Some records
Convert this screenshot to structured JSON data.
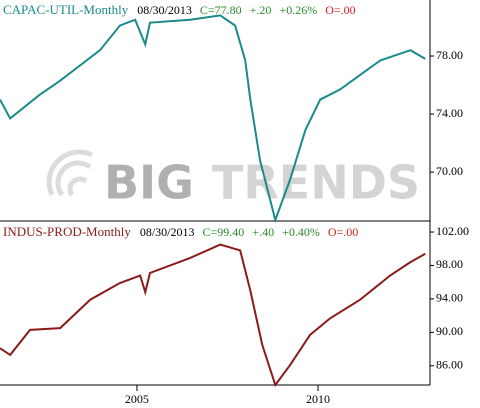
{
  "watermark": [
    "BIG",
    "TRENDS"
  ],
  "chart_data": [
    {
      "type": "line",
      "title": "CAPAC-UTIL-Monthly",
      "title_color": "#1a8a8a",
      "quote": [
        {
          "text": "08/30/2013",
          "color": "#000000"
        },
        {
          "text": "C=77.80",
          "color": "#2a8a2a"
        },
        {
          "text": "+.20",
          "color": "#2a8a2a"
        },
        {
          "text": "+0.26%",
          "color": "#2a8a2a"
        },
        {
          "text": "O=.00",
          "color": "#d02020"
        }
      ],
      "x": [
        2001.22,
        2001.5,
        2002.3,
        2002.88,
        2003.98,
        2004.53,
        2004.95,
        2005.23,
        2005.36,
        2006.47,
        2007.3,
        2007.71,
        2007.99,
        2008.13,
        2008.4,
        2008.82,
        2009.23,
        2009.65,
        2010.06,
        2010.61,
        2011.16,
        2011.72,
        2012.55,
        2012.96
      ],
      "values": [
        75.0,
        73.7,
        75.3,
        76.3,
        78.4,
        80.1,
        80.5,
        78.8,
        80.3,
        80.5,
        80.8,
        80.1,
        77.7,
        75.0,
        70.8,
        66.7,
        69.5,
        72.9,
        75.0,
        75.7,
        76.7,
        77.7,
        78.4,
        77.8
      ],
      "color": "#1a8a8a",
      "xlim": [
        2001.22,
        2013.09
      ],
      "ylim": [
        66.7,
        81.86
      ],
      "yticks": [
        {
          "value": 70,
          "label": "70.00"
        },
        {
          "value": 74,
          "label": "74.00"
        },
        {
          "value": 78,
          "label": "78.00"
        }
      ]
    },
    {
      "type": "line",
      "title": "INDUS-PROD-Monthly",
      "title_color": "#8b1a1a",
      "quote": [
        {
          "text": "08/30/2013",
          "color": "#000000"
        },
        {
          "text": "C=99.40",
          "color": "#2a8a2a"
        },
        {
          "text": "+.40",
          "color": "#2a8a2a"
        },
        {
          "text": "+0.40%",
          "color": "#2a8a2a"
        },
        {
          "text": "O=.00",
          "color": "#d02020"
        }
      ],
      "x": [
        2001.22,
        2001.5,
        2002.05,
        2002.88,
        2003.71,
        2004.53,
        2005.09,
        2005.23,
        2005.36,
        2006.47,
        2007.3,
        2007.85,
        2008.13,
        2008.46,
        2008.82,
        2009.23,
        2009.78,
        2010.34,
        2011.16,
        2011.99,
        2012.55,
        2012.96
      ],
      "values": [
        88.1,
        87.3,
        90.3,
        90.5,
        93.9,
        95.9,
        96.8,
        94.8,
        97.1,
        98.9,
        100.5,
        99.8,
        95.0,
        88.5,
        83.7,
        86.1,
        89.7,
        91.7,
        93.9,
        96.8,
        98.4,
        99.4
      ],
      "color": "#8b1a1a",
      "xlim": [
        2001.22,
        2013.09
      ],
      "ylim": [
        83.7,
        103.2
      ],
      "yticks": [
        {
          "value": 86,
          "label": "86.00"
        },
        {
          "value": 90,
          "label": "90.00"
        },
        {
          "value": 94,
          "label": "94.00"
        },
        {
          "value": 98,
          "label": "98.00"
        },
        {
          "value": 102,
          "label": "102.00"
        }
      ],
      "xticks": [
        2005,
        2010
      ]
    }
  ]
}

Work to complete: Filter the records for lines holding the string "Monthly". Copy each one.

Task response:
      "title": "CAPAC-UTIL-Monthly",
      "title": "INDUS-PROD-Monthly",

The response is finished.